Lines of data
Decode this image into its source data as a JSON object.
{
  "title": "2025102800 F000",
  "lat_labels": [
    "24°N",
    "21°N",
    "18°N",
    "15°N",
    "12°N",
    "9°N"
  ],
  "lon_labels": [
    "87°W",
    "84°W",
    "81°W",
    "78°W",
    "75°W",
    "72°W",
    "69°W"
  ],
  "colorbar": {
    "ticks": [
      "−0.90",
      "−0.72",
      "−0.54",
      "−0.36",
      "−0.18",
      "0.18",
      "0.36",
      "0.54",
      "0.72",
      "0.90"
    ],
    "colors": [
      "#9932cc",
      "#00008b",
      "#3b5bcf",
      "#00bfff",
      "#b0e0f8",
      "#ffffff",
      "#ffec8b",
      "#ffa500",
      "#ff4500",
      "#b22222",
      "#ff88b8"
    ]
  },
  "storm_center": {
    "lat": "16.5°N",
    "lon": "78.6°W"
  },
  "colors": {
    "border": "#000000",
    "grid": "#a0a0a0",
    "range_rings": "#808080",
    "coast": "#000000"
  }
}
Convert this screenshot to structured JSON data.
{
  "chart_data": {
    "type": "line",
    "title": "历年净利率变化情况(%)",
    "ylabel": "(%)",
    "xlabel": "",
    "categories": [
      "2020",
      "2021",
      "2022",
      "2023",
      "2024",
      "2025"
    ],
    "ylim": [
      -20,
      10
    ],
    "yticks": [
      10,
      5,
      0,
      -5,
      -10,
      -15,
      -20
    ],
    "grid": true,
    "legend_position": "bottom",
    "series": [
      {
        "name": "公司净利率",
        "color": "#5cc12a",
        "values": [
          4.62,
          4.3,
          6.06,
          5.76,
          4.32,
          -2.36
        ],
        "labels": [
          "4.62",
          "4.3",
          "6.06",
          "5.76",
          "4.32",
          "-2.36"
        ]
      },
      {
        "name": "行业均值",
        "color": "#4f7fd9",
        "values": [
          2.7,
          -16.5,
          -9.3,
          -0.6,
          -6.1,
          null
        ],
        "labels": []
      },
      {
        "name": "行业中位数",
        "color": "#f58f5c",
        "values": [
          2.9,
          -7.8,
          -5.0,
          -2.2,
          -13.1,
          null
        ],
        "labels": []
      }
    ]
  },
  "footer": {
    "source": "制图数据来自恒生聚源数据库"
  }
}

* [To be done]: Reproduce the whole listing word for word.

* [Answer for the task]:
Decode this image into its source data as a JSON object.
{
  "title": "2025102800 F000",
  "lat_labels": [
    "24°N",
    "21°N",
    "18°N",
    "15°N",
    "12°N",
    "9°N"
  ],
  "lon_labels": [
    "87°W",
    "84°W",
    "81°W",
    "78°W",
    "75°W",
    "72°W",
    "69°W"
  ],
  "colorbar": {
    "ticks": [
      "−0.90",
      "−0.72",
      "−0.54",
      "−0.36",
      "−0.18",
      "0.18",
      "0.36",
      "0.54",
      "0.72",
      "0.90"
    ],
    "colors": [
      "#9932cc",
      "#00008b",
      "#3b5bcf",
      "#00bfff",
      "#b0e0f8",
      "#ffffff",
      "#ffec8b",
      "#ffa500",
      "#ff4500",
      "#b22222",
      "#ff88b8"
    ]
  },
  "storm_center": {
    "lat": "16.5°N",
    "lon": "78.6°W"
  },
  "colors": {
    "border": "#000000",
    "grid": "#a0a0a0",
    "range_rings": "#808080",
    "coast": "#000000"
  }
}
Convert this screenshot to structured JSON data.
{
  "chart_data": {
    "type": "line",
    "title": "历年净利率变化情况(%)",
    "ylabel": "(%)",
    "xlabel": "",
    "categories": [
      "2020",
      "2021",
      "2022",
      "2023",
      "2024",
      "2025"
    ],
    "ylim": [
      -20,
      10
    ],
    "yticks": [
      10,
      5,
      0,
      -5,
      -10,
      -15,
      -20
    ],
    "grid": true,
    "legend_position": "bottom",
    "series": [
      {
        "name": "公司净利率",
        "color": "#5cc12a",
        "values": [
          4.62,
          4.3,
          6.06,
          5.76,
          4.32,
          -2.36
        ],
        "labels": [
          "4.62",
          "4.3",
          "6.06",
          "5.76",
          "4.32",
          "-2.36"
        ]
      },
      {
        "name": "行业均值",
        "color": "#4f7fd9",
        "values": [
          2.7,
          -16.5,
          -9.3,
          -0.6,
          -6.1,
          null
        ],
        "labels": []
      },
      {
        "name": "行业中位数",
        "color": "#f58f5c",
        "values": [
          2.9,
          -7.8,
          -5.0,
          -2.2,
          -13.1,
          null
        ],
        "labels": []
      }
    ]
  },
  "footer": {
    "source": "制图数据来自恒生聚源数据库"
  }
}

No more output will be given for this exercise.